TASK GOAL>
Collect all lines from the records below that include the word "Inprocess".

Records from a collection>
↓
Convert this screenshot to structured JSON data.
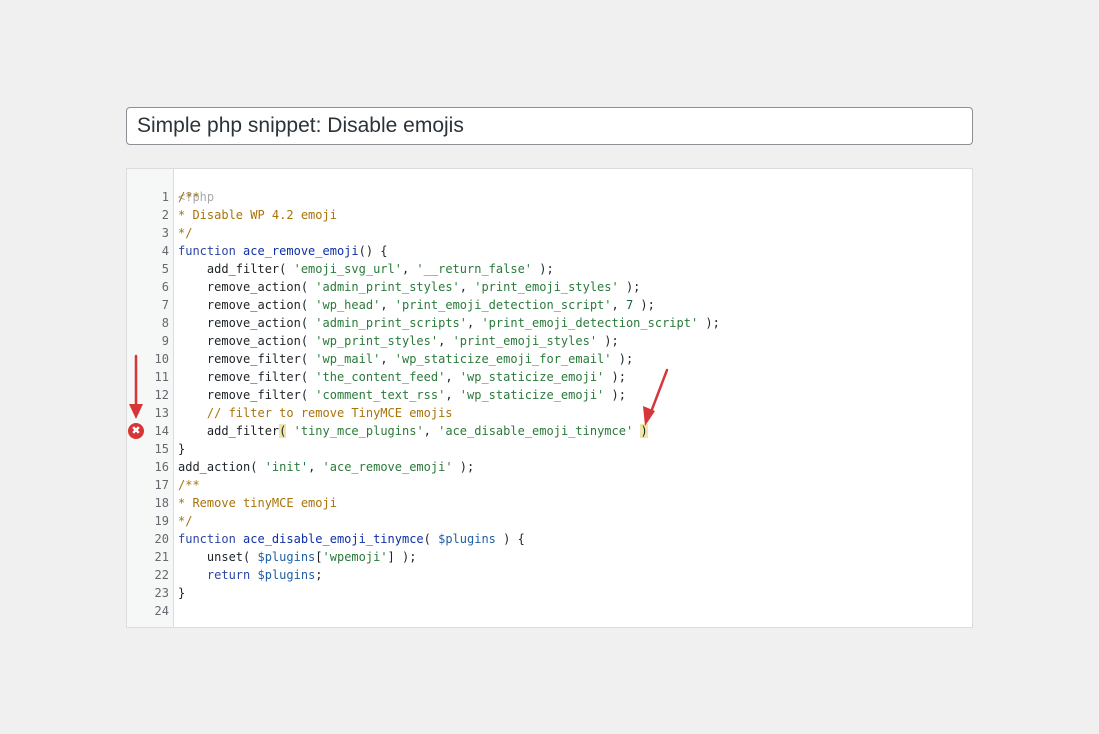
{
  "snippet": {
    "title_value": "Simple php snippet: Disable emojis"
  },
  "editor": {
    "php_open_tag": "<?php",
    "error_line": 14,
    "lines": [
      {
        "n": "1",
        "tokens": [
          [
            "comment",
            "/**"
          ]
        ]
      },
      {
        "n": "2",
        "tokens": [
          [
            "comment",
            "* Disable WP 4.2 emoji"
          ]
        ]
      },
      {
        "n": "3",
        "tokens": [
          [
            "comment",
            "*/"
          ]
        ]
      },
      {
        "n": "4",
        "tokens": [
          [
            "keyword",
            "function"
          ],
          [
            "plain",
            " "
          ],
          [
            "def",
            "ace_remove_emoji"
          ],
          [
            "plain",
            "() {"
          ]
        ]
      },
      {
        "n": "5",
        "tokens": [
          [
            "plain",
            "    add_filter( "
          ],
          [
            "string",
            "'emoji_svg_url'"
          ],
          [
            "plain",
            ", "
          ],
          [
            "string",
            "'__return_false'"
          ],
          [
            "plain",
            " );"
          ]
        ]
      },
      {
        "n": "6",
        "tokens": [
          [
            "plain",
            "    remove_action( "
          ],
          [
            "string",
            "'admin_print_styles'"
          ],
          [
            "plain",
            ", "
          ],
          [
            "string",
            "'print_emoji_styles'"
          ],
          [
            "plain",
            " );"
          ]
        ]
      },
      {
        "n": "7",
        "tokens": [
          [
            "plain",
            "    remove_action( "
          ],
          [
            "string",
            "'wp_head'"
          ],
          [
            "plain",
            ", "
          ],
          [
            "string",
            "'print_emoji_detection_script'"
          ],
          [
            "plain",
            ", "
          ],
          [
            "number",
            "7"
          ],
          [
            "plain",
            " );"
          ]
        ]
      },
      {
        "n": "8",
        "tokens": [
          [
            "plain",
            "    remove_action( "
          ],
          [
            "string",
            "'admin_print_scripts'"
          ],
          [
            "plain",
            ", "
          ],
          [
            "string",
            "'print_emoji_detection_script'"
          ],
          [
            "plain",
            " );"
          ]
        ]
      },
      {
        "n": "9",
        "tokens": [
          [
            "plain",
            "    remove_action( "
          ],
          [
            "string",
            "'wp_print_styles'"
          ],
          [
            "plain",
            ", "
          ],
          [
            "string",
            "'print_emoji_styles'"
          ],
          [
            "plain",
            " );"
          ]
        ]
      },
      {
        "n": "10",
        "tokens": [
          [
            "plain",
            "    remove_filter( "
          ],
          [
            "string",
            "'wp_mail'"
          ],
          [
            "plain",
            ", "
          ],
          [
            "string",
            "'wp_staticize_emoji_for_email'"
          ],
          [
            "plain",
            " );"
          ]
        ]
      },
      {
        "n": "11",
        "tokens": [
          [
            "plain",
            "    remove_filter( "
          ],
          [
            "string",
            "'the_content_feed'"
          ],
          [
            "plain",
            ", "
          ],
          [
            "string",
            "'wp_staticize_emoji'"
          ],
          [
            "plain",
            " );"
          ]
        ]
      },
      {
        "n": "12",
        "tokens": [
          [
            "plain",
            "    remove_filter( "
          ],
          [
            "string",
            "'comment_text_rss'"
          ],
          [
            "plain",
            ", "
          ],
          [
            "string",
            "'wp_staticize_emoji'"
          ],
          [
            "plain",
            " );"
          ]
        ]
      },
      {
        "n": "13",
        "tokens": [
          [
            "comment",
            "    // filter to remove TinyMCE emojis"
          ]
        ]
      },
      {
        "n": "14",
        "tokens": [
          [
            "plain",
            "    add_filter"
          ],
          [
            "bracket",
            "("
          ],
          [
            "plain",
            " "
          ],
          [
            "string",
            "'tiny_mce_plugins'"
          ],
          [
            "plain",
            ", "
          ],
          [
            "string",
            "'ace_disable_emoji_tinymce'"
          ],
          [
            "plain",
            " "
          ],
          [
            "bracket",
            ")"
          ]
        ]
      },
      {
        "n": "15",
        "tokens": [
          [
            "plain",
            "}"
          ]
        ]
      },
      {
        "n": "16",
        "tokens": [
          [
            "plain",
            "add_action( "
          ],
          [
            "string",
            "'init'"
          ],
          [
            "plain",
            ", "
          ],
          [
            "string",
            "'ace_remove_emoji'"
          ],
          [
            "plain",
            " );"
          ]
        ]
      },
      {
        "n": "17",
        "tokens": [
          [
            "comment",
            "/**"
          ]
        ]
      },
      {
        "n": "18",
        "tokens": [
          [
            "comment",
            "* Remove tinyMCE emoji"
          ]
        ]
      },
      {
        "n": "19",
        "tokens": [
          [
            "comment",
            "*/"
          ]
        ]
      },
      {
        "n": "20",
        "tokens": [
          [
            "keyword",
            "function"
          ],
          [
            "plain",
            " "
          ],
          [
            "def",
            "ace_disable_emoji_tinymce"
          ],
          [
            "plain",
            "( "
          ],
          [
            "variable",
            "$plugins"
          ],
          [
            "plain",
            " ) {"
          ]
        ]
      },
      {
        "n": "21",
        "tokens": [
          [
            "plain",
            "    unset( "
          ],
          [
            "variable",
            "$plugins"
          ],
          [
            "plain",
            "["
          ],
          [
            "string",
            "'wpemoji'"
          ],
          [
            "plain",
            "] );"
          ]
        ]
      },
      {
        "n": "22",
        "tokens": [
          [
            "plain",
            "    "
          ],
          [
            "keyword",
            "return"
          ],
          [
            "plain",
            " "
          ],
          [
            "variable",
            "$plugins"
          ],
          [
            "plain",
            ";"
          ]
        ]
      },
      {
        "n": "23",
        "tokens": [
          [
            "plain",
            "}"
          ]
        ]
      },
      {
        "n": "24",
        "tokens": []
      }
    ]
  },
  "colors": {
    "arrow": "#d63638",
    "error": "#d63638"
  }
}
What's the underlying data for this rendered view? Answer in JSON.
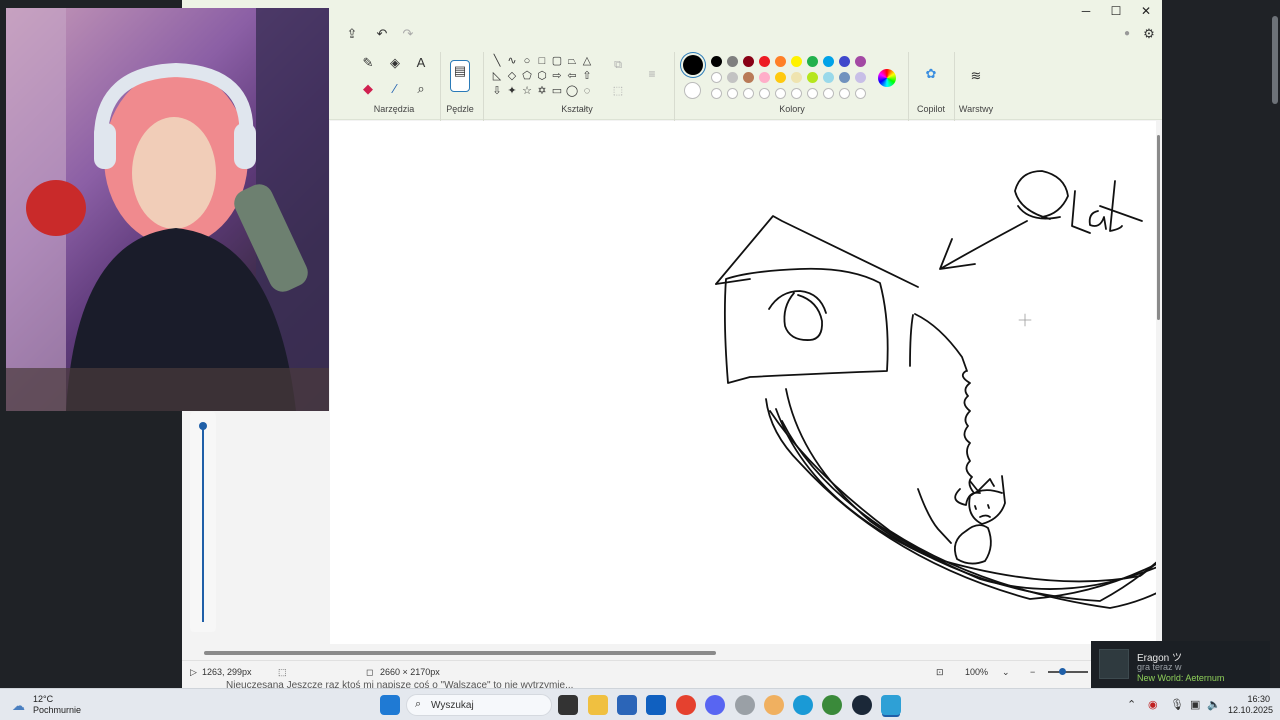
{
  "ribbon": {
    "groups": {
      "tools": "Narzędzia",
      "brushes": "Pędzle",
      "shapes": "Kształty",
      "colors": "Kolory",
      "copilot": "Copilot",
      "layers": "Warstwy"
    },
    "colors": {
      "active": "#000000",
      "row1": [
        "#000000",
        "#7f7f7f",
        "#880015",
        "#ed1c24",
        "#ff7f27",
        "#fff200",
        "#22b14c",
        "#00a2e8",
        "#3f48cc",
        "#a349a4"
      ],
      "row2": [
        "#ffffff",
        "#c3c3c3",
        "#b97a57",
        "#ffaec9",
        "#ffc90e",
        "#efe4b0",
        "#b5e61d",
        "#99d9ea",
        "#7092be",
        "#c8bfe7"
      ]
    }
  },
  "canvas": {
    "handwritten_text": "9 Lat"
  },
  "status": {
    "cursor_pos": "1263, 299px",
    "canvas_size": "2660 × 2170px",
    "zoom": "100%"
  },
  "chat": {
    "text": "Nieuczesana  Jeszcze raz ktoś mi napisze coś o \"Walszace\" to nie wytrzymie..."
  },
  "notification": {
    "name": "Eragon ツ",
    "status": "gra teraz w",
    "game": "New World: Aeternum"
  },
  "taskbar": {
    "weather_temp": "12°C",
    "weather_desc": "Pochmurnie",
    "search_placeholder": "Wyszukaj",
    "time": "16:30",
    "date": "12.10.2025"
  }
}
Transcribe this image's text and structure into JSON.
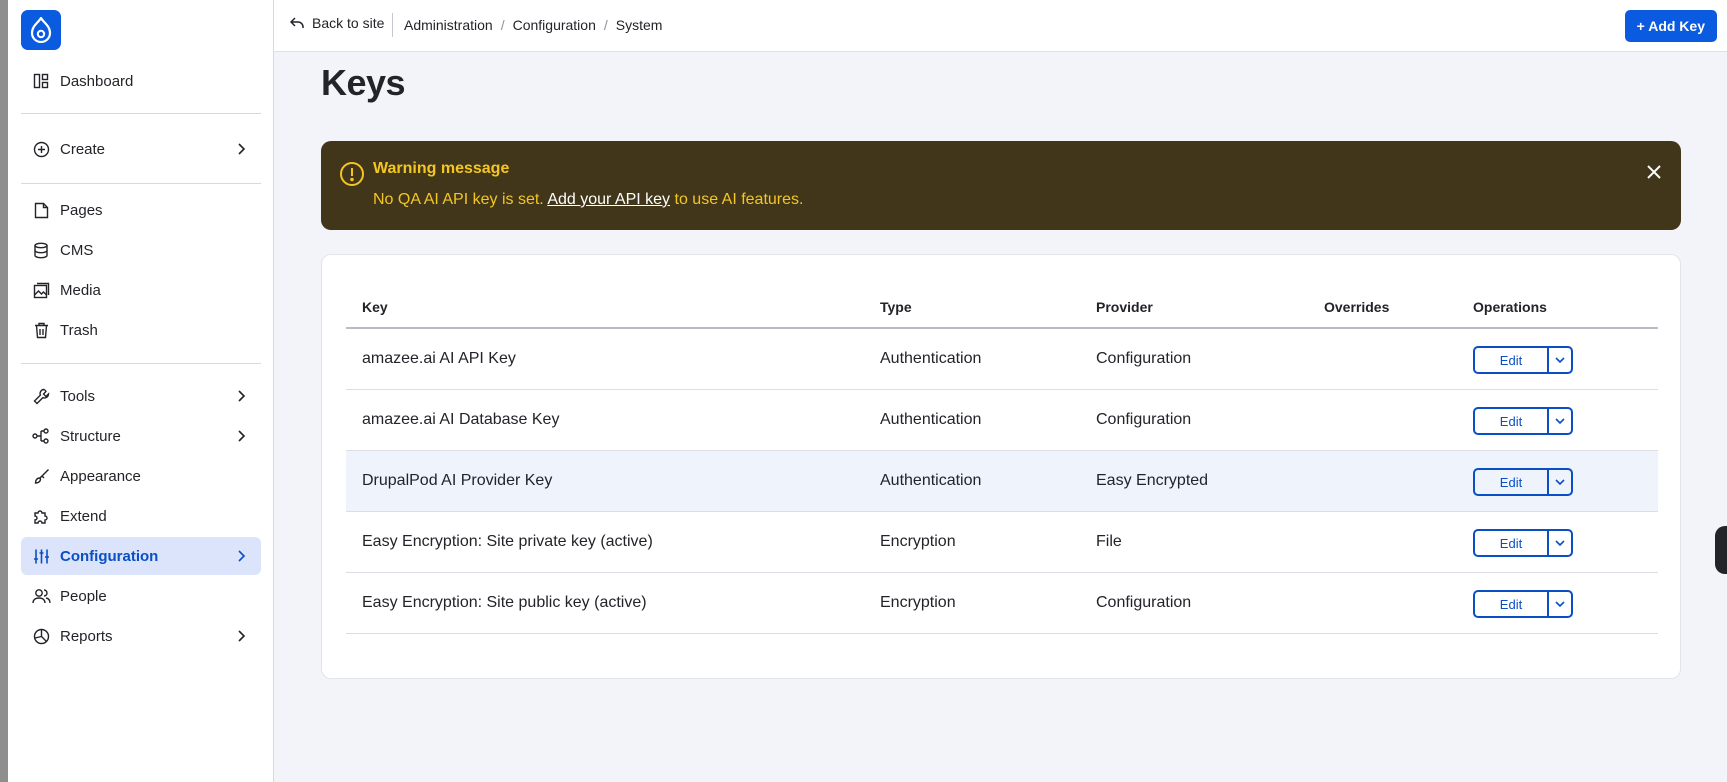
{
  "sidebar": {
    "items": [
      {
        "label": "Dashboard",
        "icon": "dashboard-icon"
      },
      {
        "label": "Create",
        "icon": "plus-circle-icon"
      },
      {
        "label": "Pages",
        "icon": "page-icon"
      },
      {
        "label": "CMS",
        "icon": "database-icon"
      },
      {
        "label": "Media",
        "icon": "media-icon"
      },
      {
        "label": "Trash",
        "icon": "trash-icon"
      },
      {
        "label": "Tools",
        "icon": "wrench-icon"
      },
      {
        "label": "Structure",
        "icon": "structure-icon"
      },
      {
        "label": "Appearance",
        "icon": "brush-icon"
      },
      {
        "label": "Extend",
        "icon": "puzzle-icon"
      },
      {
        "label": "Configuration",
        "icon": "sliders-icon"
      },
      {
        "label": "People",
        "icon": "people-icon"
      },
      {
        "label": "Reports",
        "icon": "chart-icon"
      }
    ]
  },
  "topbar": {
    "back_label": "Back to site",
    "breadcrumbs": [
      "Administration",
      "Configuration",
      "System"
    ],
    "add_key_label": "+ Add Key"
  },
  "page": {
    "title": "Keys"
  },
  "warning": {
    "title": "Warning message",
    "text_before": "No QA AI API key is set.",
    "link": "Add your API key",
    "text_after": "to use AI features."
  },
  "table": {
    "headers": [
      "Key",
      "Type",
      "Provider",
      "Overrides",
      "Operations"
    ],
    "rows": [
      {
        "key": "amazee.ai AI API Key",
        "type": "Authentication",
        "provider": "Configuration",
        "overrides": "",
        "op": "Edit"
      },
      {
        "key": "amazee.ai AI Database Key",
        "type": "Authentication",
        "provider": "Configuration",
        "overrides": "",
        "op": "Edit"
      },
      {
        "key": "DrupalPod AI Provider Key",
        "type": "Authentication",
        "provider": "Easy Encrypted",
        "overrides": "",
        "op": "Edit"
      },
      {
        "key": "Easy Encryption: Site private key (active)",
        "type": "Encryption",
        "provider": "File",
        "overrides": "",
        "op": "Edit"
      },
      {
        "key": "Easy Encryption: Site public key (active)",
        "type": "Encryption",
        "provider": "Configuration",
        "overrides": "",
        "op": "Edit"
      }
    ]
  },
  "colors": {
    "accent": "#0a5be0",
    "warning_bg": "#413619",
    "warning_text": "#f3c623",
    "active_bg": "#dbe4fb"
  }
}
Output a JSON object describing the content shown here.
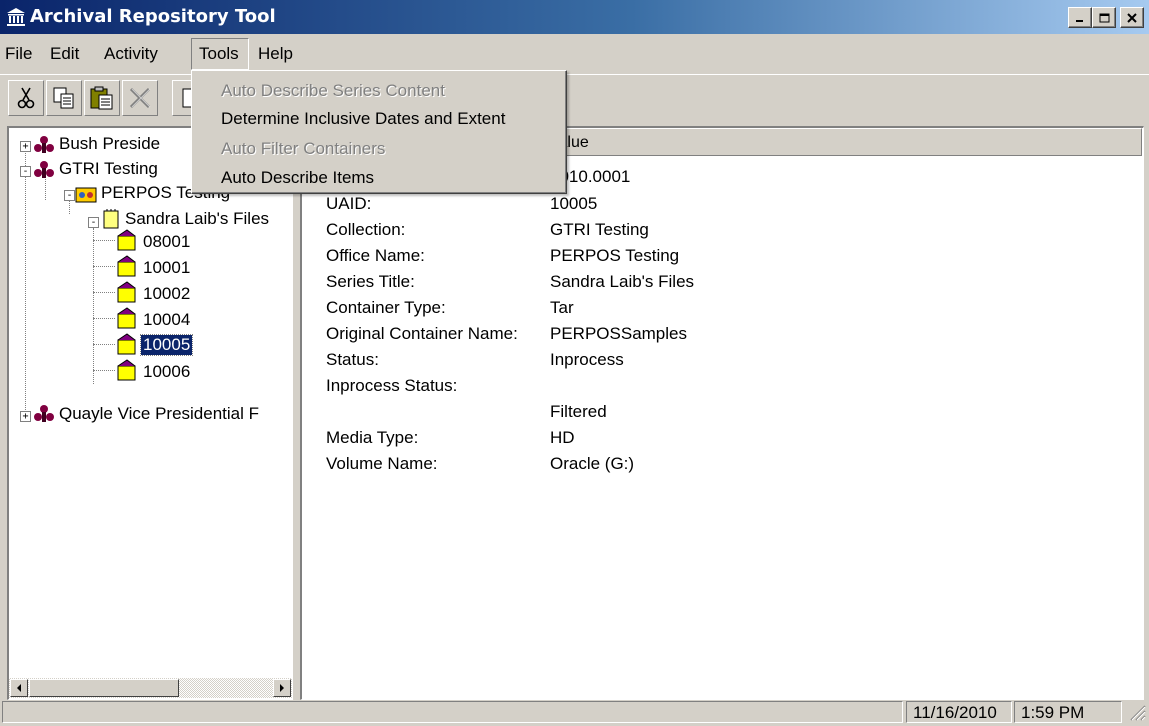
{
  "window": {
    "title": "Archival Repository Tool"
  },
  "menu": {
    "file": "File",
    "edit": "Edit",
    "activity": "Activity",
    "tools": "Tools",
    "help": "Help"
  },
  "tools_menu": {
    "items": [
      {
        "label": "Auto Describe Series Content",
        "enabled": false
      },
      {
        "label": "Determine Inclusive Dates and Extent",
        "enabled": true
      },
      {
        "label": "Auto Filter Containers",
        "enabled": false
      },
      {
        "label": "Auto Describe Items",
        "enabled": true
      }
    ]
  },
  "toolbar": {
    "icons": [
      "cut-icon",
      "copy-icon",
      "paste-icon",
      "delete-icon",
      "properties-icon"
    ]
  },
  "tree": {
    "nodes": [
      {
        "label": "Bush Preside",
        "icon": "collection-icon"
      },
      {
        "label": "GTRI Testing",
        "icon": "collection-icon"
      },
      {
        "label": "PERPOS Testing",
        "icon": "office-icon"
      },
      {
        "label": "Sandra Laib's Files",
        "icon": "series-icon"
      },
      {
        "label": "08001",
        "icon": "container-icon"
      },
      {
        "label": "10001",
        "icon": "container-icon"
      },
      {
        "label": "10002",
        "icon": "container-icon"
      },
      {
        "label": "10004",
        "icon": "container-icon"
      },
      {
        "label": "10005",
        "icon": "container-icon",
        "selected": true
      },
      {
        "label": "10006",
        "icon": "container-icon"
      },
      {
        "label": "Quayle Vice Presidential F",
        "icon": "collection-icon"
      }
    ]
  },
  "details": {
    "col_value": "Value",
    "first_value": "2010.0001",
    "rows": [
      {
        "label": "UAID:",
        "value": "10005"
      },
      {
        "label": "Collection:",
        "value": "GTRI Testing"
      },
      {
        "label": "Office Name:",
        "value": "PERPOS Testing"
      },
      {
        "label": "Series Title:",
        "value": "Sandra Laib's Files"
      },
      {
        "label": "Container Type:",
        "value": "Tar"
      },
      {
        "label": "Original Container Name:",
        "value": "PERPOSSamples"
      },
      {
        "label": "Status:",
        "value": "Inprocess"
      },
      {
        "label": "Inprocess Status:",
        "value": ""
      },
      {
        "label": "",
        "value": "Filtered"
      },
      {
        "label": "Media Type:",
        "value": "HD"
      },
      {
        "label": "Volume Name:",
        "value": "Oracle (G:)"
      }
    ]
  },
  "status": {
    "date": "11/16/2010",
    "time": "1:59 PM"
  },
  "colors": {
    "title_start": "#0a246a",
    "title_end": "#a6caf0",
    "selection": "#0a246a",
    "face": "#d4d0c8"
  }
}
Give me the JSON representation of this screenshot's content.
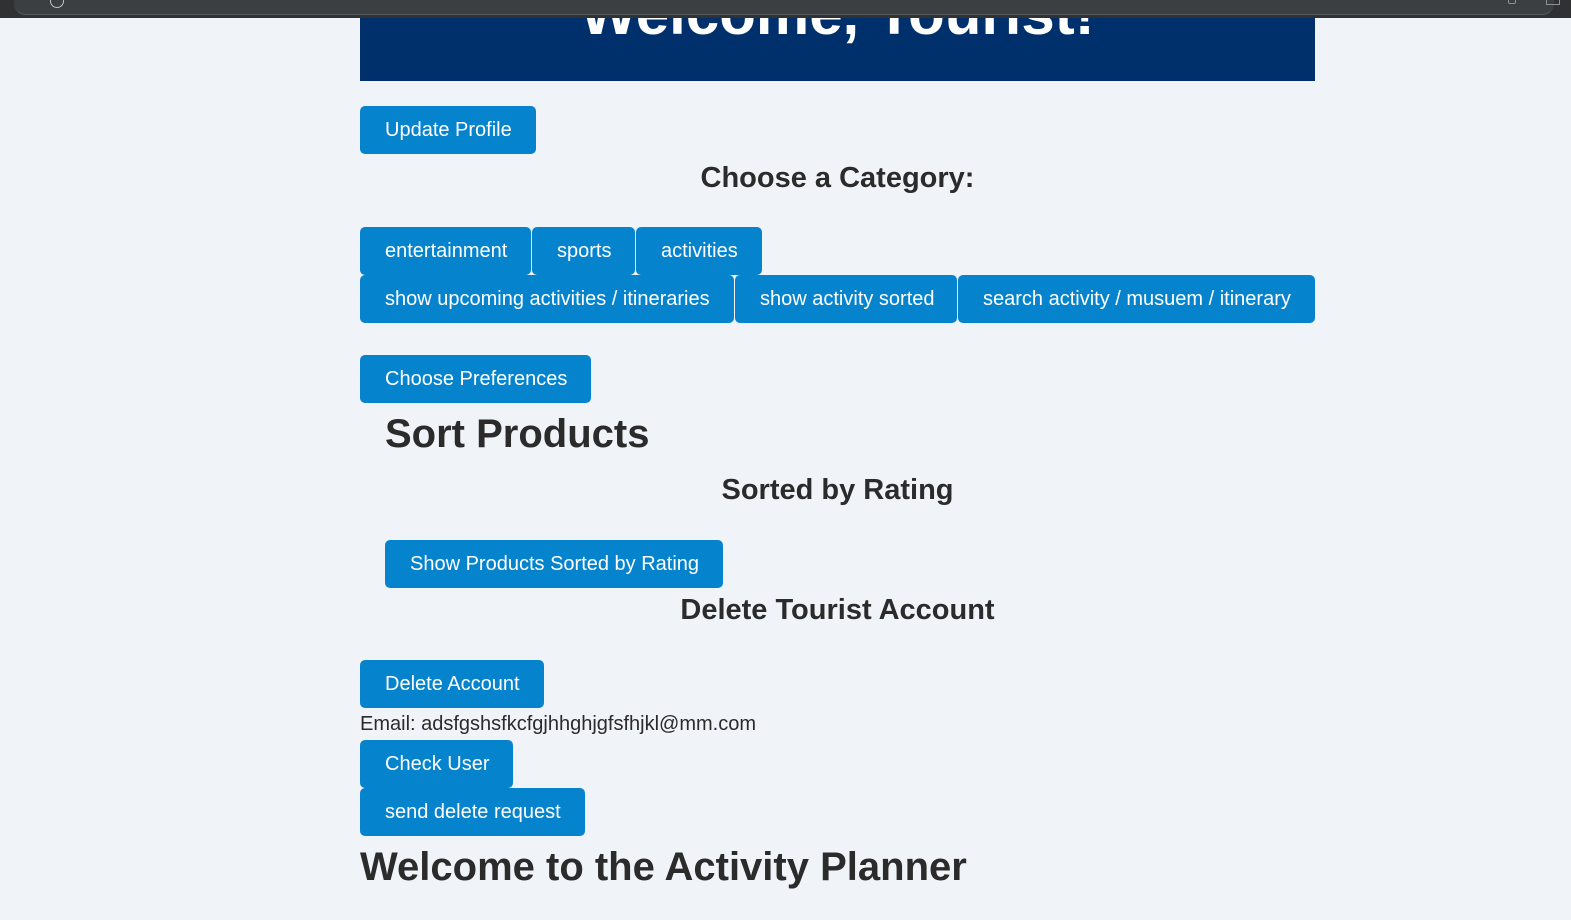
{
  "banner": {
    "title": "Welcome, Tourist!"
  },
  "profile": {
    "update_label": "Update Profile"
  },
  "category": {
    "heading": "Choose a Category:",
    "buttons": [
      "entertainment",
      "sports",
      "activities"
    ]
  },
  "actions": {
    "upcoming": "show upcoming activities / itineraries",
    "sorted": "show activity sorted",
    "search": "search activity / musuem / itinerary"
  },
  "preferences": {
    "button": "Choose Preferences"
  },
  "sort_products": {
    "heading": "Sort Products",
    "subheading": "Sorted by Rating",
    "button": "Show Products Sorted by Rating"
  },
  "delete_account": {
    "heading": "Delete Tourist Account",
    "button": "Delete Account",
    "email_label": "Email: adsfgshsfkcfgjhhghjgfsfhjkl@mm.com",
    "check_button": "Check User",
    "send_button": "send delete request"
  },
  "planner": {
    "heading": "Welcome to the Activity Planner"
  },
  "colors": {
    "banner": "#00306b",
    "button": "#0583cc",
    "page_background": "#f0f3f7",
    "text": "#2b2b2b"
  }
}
↑
RESULT OF THIS EXERCISE>
        "value": "Inprocess"
        "label": "Inprocess Status:",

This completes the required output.